(Source excerpt)
I questioned myself a lot if sex was only to feed our primitive side/ just for reproduction, and my answer is no, the quality level of the sex is gonna depend of the level of consciousness of both parts, I've had partners who I dated for a couple months who only saw sex as a material thing, just to feed the body and had meh sex and I've had sex with people I met in meditation/spiritual places and barely knew but had amazing sex, you can say it's all the attraction of the beginning phase but from my experience it's not and I'm very experienced, I'm not bragging I'm actually proud of myself for being able to get out of the abusive relationship I was in and explore my sexual side and for being so open about the subject too.

I had one partner that in one of our first dates he sat in front of me, without saying anything, we just sat on the ground in front of each other and looked each other in the eyes for a long period of time, without saying anything, it was one of the best sexual experiences I've had, of course we had sex afterwards but what I want to say is every person has a depth, how far they have been within themselves, when you look your partner in the eyes you can see their depth, like Shakespeare said the eyes are the windows to the soul, you can see the level of the men by where he is looking at when he is having sex, of course we all appreciate beauty, I also look at their bodies and understand men are very visual, but come on you have another human being in front of you, sometimes I have sex and they are not capable of looking me in the eyes, I ask myself where are their minds at? they are unconscious, they are not really there, and that's what I call mechanical sex haha

I just think it's very sad you guys have this opinion towards sex, you see if we think sex is a mechanical thing, just to feed the body and just for reproduction, then we are the ones seeing it as a shallow thing, I'm a very sexual person but I'm also romantic so here is an Osho quote on sex :x 

"That's why orgasm is becoming more and more difficult. Ejaculation is not orgasm, to give birth to children is not orgasmic. Orgasm is the involvement of the total body: mind, body, soul, all together. You vibrate, your whole being vibrates, from the toes to the head. You are no longer in control; existence has taken possession of you and you don't know who you are. It is like a madness, it is like a sleep, it is like meditation, it is like death."

(Records supplied)
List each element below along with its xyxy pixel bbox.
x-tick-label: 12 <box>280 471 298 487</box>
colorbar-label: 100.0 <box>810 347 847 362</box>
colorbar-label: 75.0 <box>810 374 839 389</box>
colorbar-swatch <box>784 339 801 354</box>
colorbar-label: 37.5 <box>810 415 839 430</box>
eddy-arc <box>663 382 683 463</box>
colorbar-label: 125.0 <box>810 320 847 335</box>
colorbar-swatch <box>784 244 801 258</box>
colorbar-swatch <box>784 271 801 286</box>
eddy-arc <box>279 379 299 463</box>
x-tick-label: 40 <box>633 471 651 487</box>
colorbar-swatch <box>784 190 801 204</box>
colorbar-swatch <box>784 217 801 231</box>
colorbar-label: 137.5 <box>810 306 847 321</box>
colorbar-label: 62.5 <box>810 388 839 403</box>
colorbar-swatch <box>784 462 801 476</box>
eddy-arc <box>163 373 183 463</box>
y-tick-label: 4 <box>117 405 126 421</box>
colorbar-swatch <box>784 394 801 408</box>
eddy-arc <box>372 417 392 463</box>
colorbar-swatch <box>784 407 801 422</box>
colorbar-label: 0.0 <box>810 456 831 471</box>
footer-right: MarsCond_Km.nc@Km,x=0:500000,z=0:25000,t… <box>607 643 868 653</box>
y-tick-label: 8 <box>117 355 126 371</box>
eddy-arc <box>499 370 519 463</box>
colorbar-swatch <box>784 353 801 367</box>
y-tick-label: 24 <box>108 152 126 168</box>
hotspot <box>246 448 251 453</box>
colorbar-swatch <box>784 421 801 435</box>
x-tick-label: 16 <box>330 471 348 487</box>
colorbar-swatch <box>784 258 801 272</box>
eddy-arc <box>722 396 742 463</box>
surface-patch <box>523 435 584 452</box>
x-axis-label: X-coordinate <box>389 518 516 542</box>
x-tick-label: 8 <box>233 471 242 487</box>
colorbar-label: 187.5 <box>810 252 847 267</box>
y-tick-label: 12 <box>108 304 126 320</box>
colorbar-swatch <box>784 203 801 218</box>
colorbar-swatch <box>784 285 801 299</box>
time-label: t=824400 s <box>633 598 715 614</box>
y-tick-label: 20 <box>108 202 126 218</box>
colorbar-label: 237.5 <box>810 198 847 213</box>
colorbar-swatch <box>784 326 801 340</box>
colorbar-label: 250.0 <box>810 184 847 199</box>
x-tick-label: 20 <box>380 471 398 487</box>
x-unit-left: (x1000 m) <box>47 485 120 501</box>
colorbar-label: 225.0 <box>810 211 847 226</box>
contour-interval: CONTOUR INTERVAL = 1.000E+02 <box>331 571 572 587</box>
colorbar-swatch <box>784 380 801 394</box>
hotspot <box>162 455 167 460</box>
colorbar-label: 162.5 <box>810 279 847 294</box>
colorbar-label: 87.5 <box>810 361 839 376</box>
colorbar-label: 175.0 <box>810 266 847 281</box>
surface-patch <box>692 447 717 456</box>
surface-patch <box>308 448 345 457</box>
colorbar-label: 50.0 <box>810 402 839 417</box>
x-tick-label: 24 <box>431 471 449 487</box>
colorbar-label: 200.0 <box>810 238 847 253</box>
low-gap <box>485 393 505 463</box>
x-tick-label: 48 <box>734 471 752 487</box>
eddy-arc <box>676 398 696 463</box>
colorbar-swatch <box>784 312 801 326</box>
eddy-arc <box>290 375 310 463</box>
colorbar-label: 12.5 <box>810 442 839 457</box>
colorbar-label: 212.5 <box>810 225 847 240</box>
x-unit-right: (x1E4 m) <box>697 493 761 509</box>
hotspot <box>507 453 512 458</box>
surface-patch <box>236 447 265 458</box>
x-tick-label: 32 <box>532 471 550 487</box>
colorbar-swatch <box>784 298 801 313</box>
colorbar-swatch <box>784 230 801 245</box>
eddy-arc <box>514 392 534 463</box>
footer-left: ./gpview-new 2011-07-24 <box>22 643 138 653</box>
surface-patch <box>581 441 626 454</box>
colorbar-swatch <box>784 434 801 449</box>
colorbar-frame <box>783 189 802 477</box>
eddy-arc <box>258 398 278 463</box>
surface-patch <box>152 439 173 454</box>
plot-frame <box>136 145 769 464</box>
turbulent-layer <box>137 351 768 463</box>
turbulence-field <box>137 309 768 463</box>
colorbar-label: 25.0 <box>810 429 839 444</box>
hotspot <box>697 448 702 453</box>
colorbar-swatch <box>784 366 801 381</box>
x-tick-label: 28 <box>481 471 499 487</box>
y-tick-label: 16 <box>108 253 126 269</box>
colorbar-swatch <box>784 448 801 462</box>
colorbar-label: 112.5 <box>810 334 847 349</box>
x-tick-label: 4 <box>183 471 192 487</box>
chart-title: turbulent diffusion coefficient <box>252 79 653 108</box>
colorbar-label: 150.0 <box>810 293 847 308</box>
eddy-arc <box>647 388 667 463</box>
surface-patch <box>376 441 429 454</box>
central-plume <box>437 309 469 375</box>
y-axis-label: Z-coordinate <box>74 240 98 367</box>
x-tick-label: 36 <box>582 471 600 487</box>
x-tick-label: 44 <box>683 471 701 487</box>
...
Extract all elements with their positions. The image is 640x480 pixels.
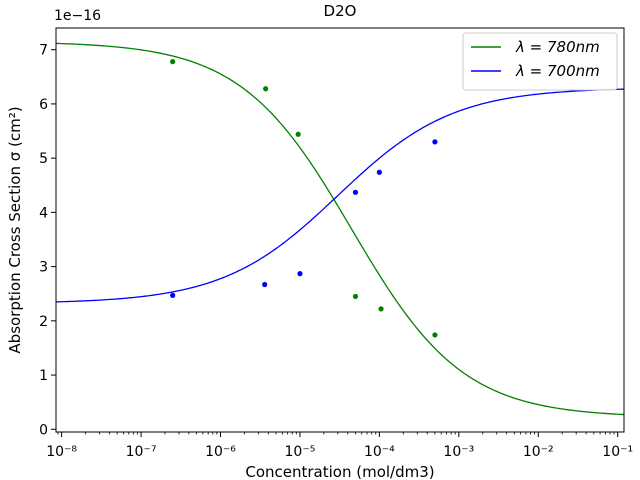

(Problem set)
1. Summarize the post on sex and consciousness in two sentences.
2. In the post on sex and consciousness, what did the writer and one partner do on one of their first dates?
3. Write the next part of the post on sex and consciousness, starting after the Osho quote that ends it.

(Task-by-task results)
1. The writer argues that sex is not only for reproduction or for feeding the body, and that its quality depends on the level of consciousness of both partners. Describing a long, silent exchange of eye contact as one of the best sexual experiences of their life and calling sex with partners who cannot meet their eyes "mechanical," the writer says that treating sex as purely physical makes it shallow and closes with an Osho quote describing orgasm as the involvement of mind, body and soul together.

2. They sat on the ground facing each other and looked each other in the eyes for a long time without saying anything.

3.
"I have said that man is afraid of both sex and death. That's why they are taboos. No one talks about sex and no one talks about death. We remain silent about those two things. We have remained silent for centuries and centuries. They are taboo subjects, they should not even be mentioned. The moment they are mentioned, something starts trembling within us.

"It seems that there is a deep repression. That's why we have created substitute words. In the western world they do not say 'We are having sex.' They say 'We are making love.' It's a substitute word – and false, because love is a totally different dimension. Having sex is having sex, it is not making love. Love may include sex, but love has an altogether different quality.

"We never talk directly about death. If someone dies, we use substitute words. We say he has gone to the Father, or he has gone to heaven. Death is never faced directly.

"We have created many false phenomena around death and sex. If two people are going to be married, sex is not even mentioned – and they are going to be married for sex! We have created a great illusion around marriage, but the bare, naked fact is sex. We have created a ritual, a great ritual of marriage, just to hide the fact. Why?

"Why is there a taboo about only these two things? They are deeply related. The reason for their relationship is this: first, you are born out of sex, birth is sex. And birth and death are two poles of one thing. In birth, death is hidden. That's why man became aware of the deep relationship between sex and death. Death cannot happen without sex, just as birth cannot happen without sex."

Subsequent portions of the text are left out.